_To do:_ Repeat the data that follows, word for word, without the images.

========================================================================

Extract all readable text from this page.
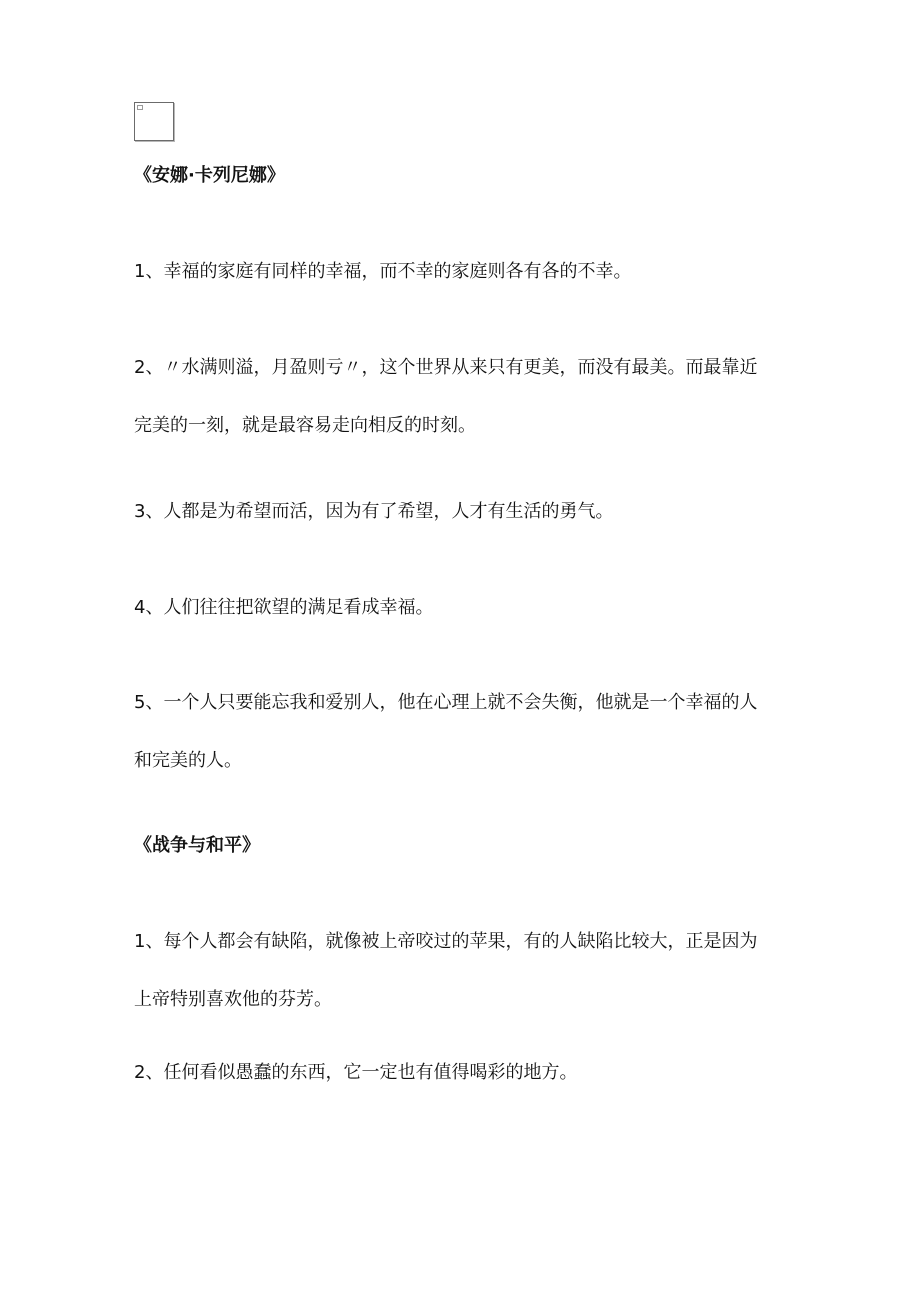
《安娜·卡列尼娜》
1、幸福的家庭有同样的幸福，而不幸的家庭则各有各的不幸。
2、〃水满则溢，月盈则亏〃，这个世界从来只有更美，而没有最美。而最靠近
完美的一刻，就是最容易走向相反的时刻。
3、人都是为希望而活，因为有了希望，人才有生活的勇气。
4、人们往往把欲望的满足看成幸福。
5、一个人只要能忘我和爱别人，他在心理上就不会失衡，他就是一个幸福的人
和完美的人。
《战争与和平》
1、每个人都会有缺陷，就像被上帝咬过的苹果，有的人缺陷比较大，正是因为
上帝特别喜欢他的芬芳。
2、任何看似愚蠢的东西，它一定也有值得喝彩的地方。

========================================================================

_Response to the exercise:_
Extract all readable text from this page.
《安娜·卡列尼娜》
1、幸福的家庭有同样的幸福，而不幸的家庭则各有各的不幸。
2、〃水满则溢，月盈则亏〃，这个世界从来只有更美，而没有最美。而最靠近
完美的一刻，就是最容易走向相反的时刻。
3、人都是为希望而活，因为有了希望，人才有生活的勇气。
4、人们往往把欲望的满足看成幸福。
5、一个人只要能忘我和爱别人，他在心理上就不会失衡，他就是一个幸福的人
和完美的人。
《战争与和平》
1、每个人都会有缺陷，就像被上帝咬过的苹果，有的人缺陷比较大，正是因为
上帝特别喜欢他的芬芳。
2、任何看似愚蠢的东西，它一定也有值得喝彩的地方。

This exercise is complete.